*Work to do:*
Seek out every line containing the word "this", and copy each.

--- BEGIN Dataset extract ---

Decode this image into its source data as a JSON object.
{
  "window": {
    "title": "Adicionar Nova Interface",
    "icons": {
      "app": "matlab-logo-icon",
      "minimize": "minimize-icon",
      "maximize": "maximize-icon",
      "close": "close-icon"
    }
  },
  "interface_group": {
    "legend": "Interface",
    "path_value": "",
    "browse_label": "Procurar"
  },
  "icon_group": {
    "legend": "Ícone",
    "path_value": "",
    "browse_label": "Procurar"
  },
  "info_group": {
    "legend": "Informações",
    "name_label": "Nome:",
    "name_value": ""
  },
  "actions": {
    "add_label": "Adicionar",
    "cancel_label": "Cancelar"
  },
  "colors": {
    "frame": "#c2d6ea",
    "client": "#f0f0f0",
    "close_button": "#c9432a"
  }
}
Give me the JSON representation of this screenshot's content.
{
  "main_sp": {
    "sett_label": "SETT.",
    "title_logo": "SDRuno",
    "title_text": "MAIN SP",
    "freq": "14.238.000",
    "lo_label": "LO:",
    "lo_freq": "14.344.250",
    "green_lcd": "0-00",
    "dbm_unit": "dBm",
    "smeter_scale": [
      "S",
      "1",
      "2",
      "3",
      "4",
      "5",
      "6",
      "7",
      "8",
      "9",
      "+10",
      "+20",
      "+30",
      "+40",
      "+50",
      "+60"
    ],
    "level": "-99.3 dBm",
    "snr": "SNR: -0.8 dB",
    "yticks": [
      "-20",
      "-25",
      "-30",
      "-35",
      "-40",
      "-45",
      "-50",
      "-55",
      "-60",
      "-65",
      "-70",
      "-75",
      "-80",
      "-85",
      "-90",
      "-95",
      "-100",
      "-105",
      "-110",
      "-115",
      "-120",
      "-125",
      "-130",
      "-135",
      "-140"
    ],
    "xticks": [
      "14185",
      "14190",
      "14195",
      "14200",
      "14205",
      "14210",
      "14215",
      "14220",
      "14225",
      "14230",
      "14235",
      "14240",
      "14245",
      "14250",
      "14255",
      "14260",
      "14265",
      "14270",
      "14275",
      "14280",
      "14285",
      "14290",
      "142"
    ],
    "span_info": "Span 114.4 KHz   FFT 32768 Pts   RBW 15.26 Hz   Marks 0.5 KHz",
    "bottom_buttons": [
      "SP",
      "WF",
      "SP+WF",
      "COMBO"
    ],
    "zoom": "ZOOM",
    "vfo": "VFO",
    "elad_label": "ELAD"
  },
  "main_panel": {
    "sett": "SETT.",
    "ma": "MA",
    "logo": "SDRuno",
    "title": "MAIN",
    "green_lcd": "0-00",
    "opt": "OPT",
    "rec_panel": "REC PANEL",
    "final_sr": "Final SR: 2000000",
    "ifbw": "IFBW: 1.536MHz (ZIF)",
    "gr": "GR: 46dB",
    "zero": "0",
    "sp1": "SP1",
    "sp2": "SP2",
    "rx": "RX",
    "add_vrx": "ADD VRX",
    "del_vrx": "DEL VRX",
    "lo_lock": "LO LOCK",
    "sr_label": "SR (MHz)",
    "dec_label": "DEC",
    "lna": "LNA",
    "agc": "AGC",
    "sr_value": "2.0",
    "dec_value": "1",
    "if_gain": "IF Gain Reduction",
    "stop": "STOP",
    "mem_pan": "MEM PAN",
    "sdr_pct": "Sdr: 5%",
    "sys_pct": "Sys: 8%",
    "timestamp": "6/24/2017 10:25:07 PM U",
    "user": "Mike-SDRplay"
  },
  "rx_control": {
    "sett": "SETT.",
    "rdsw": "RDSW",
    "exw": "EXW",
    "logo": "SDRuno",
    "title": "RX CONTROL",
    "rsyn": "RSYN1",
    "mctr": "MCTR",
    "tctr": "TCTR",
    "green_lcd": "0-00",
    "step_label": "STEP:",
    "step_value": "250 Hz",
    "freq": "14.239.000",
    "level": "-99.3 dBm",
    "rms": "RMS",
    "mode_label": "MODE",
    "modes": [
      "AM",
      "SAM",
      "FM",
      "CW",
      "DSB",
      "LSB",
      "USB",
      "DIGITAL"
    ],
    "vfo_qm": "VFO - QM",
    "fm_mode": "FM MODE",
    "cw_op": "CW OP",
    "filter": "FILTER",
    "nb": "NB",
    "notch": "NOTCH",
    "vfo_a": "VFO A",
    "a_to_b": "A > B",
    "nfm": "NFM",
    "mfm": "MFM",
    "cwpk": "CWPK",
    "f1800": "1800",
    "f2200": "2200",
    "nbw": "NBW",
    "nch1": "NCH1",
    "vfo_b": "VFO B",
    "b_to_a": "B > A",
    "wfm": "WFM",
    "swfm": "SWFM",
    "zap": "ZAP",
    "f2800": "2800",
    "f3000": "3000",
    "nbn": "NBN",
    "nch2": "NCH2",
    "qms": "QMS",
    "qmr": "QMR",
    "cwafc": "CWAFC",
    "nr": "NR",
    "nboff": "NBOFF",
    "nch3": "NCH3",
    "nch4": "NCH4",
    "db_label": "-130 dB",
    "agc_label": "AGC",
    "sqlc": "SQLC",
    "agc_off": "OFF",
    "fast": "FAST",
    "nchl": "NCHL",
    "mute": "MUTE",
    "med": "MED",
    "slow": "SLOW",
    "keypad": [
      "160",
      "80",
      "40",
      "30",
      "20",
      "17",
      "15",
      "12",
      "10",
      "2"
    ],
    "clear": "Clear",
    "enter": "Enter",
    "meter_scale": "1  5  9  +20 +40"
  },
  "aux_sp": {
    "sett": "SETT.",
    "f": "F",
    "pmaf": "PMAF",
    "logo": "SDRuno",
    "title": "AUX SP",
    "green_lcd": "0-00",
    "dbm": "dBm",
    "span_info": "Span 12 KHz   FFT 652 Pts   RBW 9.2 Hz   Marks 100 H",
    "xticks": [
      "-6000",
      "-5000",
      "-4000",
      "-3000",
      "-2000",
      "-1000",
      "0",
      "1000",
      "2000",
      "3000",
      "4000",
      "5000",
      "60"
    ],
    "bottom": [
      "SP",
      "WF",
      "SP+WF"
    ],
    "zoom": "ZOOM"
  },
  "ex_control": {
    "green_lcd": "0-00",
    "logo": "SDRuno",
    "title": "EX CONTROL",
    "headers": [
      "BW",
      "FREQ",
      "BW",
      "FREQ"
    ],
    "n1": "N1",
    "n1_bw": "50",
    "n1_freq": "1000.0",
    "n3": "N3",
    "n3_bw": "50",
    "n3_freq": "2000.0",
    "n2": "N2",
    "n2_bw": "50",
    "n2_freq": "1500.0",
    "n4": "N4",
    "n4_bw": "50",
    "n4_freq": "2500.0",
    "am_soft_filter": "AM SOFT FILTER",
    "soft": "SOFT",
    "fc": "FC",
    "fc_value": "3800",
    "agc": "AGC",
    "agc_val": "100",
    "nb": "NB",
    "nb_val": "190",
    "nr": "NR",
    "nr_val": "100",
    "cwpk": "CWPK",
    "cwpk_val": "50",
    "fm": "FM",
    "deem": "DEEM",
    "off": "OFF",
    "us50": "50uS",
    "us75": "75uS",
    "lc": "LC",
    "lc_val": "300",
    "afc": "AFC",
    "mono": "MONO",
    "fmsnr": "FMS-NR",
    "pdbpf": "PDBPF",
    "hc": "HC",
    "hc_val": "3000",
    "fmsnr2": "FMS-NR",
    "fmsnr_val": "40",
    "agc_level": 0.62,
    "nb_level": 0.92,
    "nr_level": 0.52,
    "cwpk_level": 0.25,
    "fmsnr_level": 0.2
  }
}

--- END Dataset extract ---

*Exercise response:*
Decode this image into its source data as a JSON object.
Give me the JSON representation of this screenshot's content.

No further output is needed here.